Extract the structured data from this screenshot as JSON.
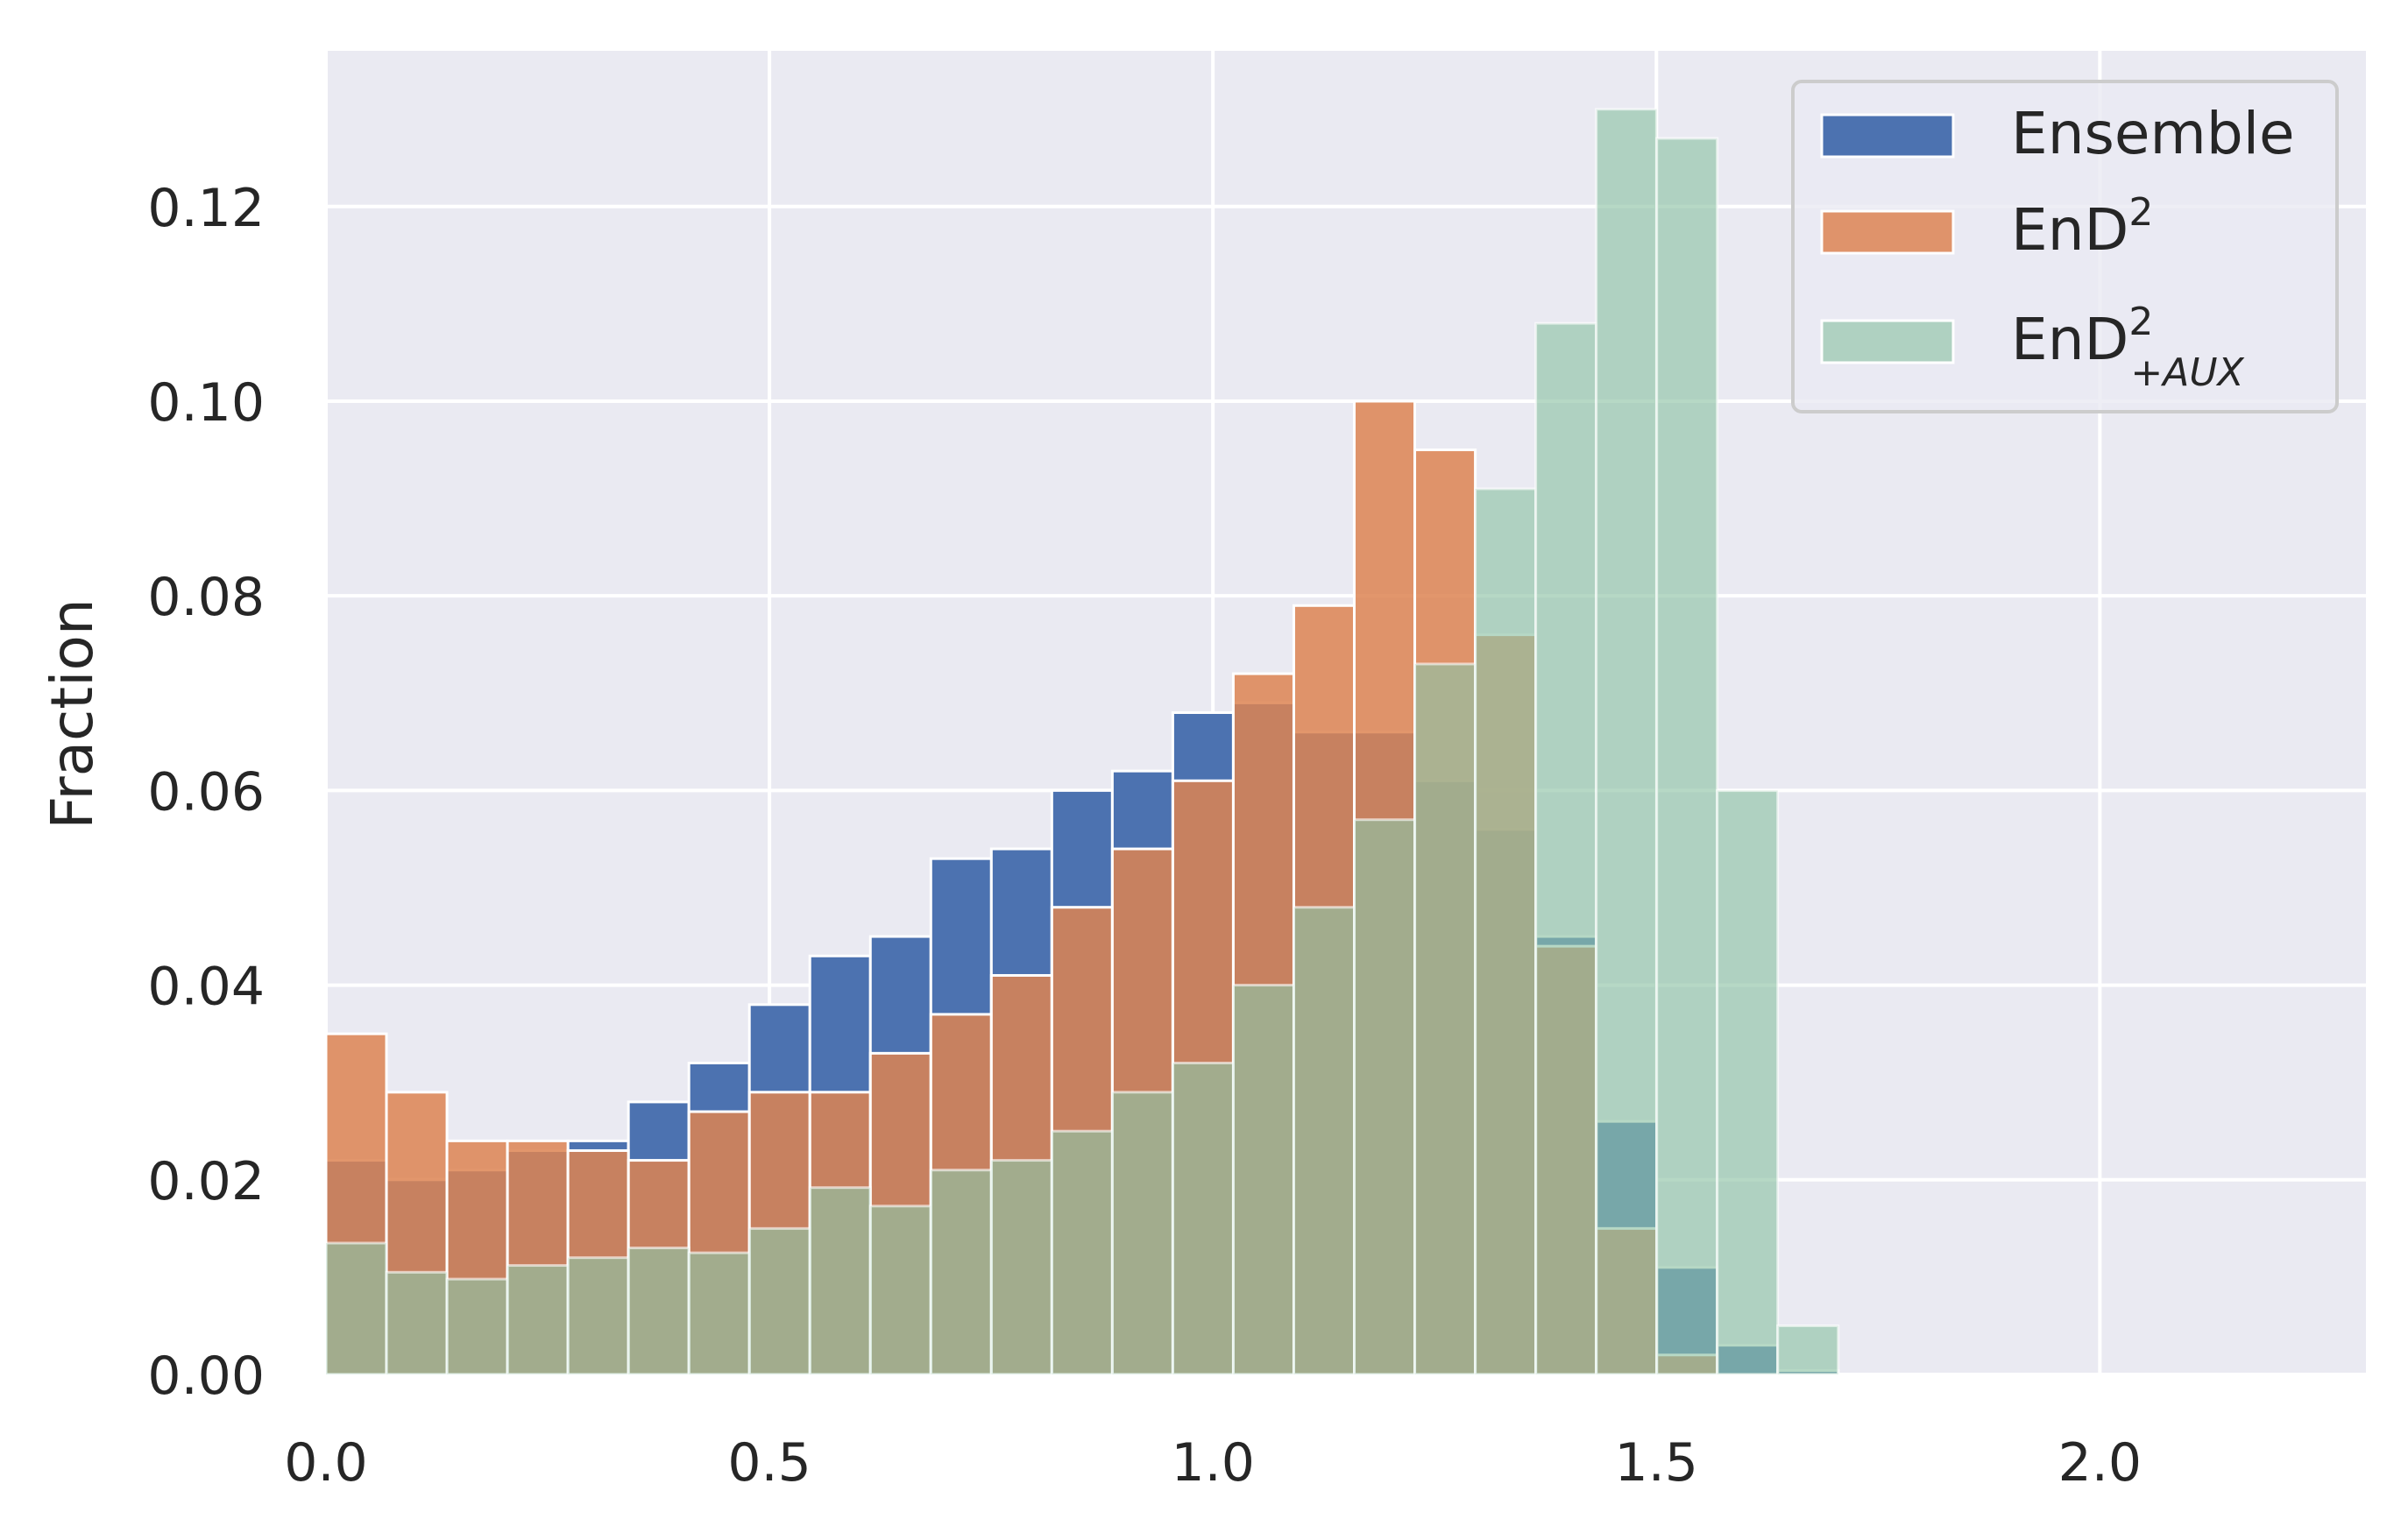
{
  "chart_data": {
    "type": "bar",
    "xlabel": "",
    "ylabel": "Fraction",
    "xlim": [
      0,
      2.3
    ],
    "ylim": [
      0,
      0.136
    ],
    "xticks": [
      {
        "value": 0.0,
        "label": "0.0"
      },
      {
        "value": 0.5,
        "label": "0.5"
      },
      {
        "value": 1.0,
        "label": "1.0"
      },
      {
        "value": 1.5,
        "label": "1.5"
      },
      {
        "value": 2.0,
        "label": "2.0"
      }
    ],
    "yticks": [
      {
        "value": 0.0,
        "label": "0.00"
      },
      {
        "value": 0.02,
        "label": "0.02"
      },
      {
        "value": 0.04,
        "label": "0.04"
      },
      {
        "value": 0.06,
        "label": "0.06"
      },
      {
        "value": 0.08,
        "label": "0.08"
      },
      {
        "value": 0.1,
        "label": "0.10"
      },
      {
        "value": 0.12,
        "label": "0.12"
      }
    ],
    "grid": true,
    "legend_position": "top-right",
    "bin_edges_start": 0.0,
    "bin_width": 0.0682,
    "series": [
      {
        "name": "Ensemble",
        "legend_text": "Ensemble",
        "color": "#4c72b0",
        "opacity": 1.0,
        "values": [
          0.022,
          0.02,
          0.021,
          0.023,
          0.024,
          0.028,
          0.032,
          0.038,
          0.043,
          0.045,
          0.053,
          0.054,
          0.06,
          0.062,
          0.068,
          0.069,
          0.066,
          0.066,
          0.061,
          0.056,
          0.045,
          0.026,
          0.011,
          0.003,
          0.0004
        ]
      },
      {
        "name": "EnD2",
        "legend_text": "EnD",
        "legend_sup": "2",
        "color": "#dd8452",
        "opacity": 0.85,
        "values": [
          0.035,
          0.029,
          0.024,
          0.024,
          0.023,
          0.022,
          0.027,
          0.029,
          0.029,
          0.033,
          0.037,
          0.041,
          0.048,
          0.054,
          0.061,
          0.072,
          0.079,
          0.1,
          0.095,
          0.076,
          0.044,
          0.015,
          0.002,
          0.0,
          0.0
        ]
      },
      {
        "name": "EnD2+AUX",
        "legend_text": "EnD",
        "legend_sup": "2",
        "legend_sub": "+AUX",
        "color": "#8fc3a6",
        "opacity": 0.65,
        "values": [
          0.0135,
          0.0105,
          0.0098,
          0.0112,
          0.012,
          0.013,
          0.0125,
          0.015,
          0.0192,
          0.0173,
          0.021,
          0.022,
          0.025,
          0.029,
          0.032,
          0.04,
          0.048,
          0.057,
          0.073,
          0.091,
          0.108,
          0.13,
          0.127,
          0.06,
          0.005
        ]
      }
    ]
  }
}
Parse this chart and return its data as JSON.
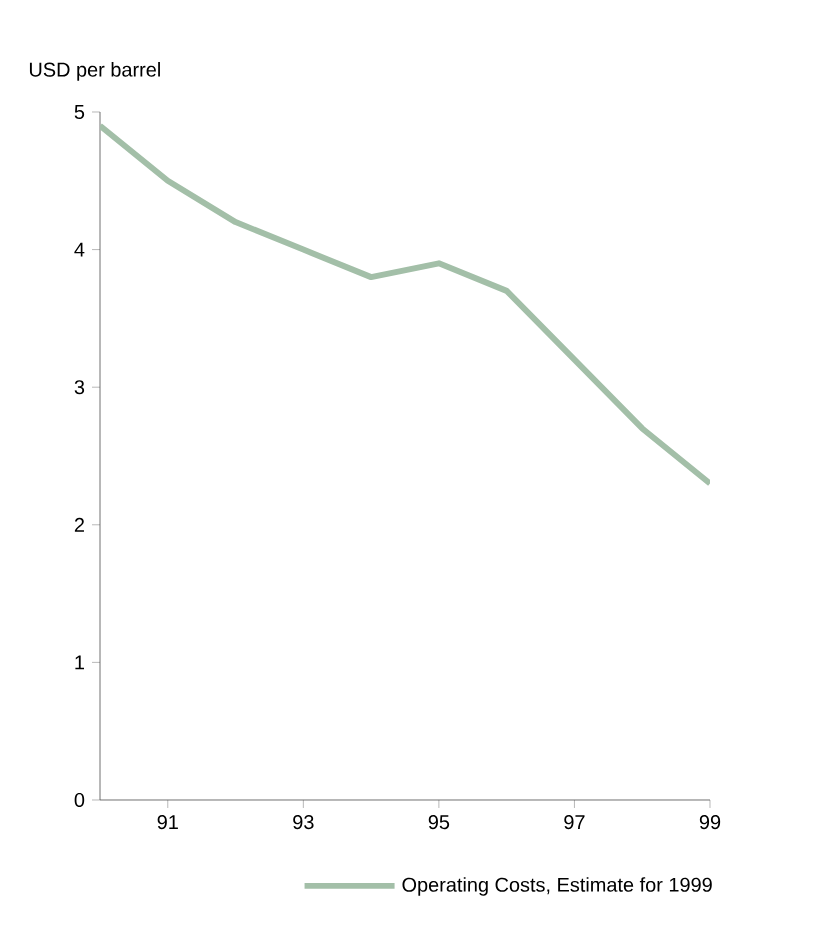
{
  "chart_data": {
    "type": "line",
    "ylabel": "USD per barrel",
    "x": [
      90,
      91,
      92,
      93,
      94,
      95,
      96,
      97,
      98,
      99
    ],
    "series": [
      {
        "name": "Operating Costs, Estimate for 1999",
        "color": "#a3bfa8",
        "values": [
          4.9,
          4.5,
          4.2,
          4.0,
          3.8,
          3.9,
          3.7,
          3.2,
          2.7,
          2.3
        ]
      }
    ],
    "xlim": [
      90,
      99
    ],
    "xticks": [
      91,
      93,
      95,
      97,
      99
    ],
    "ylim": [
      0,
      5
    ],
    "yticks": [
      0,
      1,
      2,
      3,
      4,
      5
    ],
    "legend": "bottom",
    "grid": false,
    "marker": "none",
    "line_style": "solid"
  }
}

━━━━━━━━━━━━━━━━━━━━

Write out the records above exactly as they stand, leaving out every picture.

Extract the structured data from this screenshot as JSON.
{
  "chart_data": {
    "type": "bar",
    "xlabel": "",
    "ylabel": "Fraction",
    "xlim": [
      0,
      2.3
    ],
    "ylim": [
      0,
      0.136
    ],
    "xticks": [
      {
        "value": 0.0,
        "label": "0.0"
      },
      {
        "value": 0.5,
        "label": "0.5"
      },
      {
        "value": 1.0,
        "label": "1.0"
      },
      {
        "value": 1.5,
        "label": "1.5"
      },
      {
        "value": 2.0,
        "label": "2.0"
      }
    ],
    "yticks": [
      {
        "value": 0.0,
        "label": "0.00"
      },
      {
        "value": 0.02,
        "label": "0.02"
      },
      {
        "value": 0.04,
        "label": "0.04"
      },
      {
        "value": 0.06,
        "label": "0.06"
      },
      {
        "value": 0.08,
        "label": "0.08"
      },
      {
        "value": 0.1,
        "label": "0.10"
      },
      {
        "value": 0.12,
        "label": "0.12"
      }
    ],
    "grid": true,
    "legend_position": "top-right",
    "bin_edges_start": 0.0,
    "bin_width": 0.0682,
    "series": [
      {
        "name": "Ensemble",
        "legend_text": "Ensemble",
        "color": "#4c72b0",
        "opacity": 1.0,
        "values": [
          0.022,
          0.02,
          0.021,
          0.023,
          0.024,
          0.028,
          0.032,
          0.038,
          0.043,
          0.045,
          0.053,
          0.054,
          0.06,
          0.062,
          0.068,
          0.069,
          0.066,
          0.066,
          0.061,
          0.056,
          0.045,
          0.026,
          0.011,
          0.003,
          0.0004
        ]
      },
      {
        "name": "EnD2",
        "legend_text": "EnD",
        "legend_sup": "2",
        "color": "#dd8452",
        "opacity": 0.85,
        "values": [
          0.035,
          0.029,
          0.024,
          0.024,
          0.023,
          0.022,
          0.027,
          0.029,
          0.029,
          0.033,
          0.037,
          0.041,
          0.048,
          0.054,
          0.061,
          0.072,
          0.079,
          0.1,
          0.095,
          0.076,
          0.044,
          0.015,
          0.002,
          0.0,
          0.0
        ]
      },
      {
        "name": "EnD2+AUX",
        "legend_text": "EnD",
        "legend_sup": "2",
        "legend_sub": "+AUX",
        "color": "#8fc3a6",
        "opacity": 0.65,
        "values": [
          0.0135,
          0.0105,
          0.0098,
          0.0112,
          0.012,
          0.013,
          0.0125,
          0.015,
          0.0192,
          0.0173,
          0.021,
          0.022,
          0.025,
          0.029,
          0.032,
          0.04,
          0.048,
          0.057,
          0.073,
          0.091,
          0.108,
          0.13,
          0.127,
          0.06,
          0.005
        ]
      }
    ]
  }
}
Parse this chart and return its data as JSON.
{
  "chart_data": {
    "type": "line",
    "ylabel": "USD per barrel",
    "x": [
      90,
      91,
      92,
      93,
      94,
      95,
      96,
      97,
      98,
      99
    ],
    "series": [
      {
        "name": "Operating Costs, Estimate for 1999",
        "color": "#a3bfa8",
        "values": [
          4.9,
          4.5,
          4.2,
          4.0,
          3.8,
          3.9,
          3.7,
          3.2,
          2.7,
          2.3
        ]
      }
    ],
    "xlim": [
      90,
      99
    ],
    "xticks": [
      91,
      93,
      95,
      97,
      99
    ],
    "ylim": [
      0,
      5
    ],
    "yticks": [
      0,
      1,
      2,
      3,
      4,
      5
    ],
    "legend": "bottom",
    "grid": false,
    "marker": "none",
    "line_style": "solid"
  }
}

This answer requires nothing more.